[Source records]
------------------------------------

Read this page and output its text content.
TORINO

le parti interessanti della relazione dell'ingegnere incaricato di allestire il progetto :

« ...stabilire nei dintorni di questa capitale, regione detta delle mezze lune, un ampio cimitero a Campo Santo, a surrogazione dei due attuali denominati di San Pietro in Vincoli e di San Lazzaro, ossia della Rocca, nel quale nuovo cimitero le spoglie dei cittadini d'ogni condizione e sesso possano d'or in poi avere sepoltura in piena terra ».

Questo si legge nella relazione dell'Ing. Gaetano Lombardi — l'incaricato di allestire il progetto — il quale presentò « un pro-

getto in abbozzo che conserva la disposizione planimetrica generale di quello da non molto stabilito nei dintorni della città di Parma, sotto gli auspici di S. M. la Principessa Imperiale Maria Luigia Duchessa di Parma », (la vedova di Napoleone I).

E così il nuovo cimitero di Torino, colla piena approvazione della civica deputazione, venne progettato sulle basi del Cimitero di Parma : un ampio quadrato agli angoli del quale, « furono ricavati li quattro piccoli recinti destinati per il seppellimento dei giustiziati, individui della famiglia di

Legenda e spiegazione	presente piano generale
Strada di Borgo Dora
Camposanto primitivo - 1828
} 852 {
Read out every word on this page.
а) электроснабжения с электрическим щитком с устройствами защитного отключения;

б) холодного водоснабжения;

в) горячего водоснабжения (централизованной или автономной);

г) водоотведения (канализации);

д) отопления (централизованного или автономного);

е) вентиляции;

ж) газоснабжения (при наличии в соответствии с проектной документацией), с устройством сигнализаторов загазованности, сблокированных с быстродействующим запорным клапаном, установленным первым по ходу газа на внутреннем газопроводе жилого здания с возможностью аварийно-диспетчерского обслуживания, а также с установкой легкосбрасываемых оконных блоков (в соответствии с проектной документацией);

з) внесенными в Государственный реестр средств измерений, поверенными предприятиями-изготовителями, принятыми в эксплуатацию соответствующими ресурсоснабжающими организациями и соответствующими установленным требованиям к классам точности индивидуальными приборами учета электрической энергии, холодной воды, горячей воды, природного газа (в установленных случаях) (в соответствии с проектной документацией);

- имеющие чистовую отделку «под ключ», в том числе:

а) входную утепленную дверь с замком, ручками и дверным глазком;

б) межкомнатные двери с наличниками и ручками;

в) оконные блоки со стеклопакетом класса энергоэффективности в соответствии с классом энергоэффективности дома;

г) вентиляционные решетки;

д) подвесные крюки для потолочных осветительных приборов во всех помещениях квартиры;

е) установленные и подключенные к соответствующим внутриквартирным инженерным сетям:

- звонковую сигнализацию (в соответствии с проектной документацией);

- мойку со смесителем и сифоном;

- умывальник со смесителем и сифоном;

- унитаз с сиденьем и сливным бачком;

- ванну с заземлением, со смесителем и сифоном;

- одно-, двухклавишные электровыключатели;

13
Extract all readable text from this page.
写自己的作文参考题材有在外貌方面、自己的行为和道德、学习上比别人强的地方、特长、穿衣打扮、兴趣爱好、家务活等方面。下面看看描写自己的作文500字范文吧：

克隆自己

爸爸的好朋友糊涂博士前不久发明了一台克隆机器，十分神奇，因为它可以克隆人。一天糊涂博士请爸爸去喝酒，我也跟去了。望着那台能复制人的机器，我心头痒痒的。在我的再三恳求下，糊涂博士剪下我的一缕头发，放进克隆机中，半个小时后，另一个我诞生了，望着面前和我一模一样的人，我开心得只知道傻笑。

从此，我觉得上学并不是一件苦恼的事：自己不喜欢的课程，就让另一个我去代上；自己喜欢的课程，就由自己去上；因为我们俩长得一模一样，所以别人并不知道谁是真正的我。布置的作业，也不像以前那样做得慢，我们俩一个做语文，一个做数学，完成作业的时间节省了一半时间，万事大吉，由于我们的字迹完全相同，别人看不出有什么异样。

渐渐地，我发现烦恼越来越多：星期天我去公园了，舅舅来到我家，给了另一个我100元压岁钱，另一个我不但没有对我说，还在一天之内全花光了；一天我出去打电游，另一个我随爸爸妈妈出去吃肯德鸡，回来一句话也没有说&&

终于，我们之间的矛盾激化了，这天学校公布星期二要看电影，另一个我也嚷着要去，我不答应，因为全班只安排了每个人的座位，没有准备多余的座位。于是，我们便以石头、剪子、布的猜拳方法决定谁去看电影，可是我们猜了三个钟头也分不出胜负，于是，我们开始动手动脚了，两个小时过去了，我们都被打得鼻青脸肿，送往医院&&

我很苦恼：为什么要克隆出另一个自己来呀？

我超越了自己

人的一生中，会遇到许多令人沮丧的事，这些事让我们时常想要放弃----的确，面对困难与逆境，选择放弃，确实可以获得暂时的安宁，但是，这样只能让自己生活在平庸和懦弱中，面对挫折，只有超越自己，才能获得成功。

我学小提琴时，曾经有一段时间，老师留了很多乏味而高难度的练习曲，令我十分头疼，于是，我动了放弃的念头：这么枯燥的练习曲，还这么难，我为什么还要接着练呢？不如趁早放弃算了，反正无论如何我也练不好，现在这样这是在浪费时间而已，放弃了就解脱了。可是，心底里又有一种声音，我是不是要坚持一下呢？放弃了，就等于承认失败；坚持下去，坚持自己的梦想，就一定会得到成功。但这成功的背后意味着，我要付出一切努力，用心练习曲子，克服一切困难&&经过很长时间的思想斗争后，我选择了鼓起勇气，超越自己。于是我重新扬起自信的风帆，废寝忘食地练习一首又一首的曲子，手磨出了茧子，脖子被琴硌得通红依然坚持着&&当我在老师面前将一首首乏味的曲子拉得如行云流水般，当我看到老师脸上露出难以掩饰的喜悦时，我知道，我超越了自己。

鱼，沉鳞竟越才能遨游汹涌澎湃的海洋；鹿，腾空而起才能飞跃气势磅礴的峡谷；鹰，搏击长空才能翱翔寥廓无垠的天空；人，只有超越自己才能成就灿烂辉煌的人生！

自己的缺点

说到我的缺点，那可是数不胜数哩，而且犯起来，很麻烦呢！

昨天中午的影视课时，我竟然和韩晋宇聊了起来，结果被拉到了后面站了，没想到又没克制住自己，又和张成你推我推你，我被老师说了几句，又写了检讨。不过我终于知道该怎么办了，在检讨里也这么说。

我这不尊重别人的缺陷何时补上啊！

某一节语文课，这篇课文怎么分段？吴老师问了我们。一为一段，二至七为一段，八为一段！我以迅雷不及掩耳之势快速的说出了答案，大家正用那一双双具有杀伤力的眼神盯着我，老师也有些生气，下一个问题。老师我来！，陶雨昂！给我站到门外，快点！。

------------------------------------

Where a line holds the string "this", copy that line.

Written solution:
Read this page and output its text content.
Read out every word on this page.
Extract all readable text from this page.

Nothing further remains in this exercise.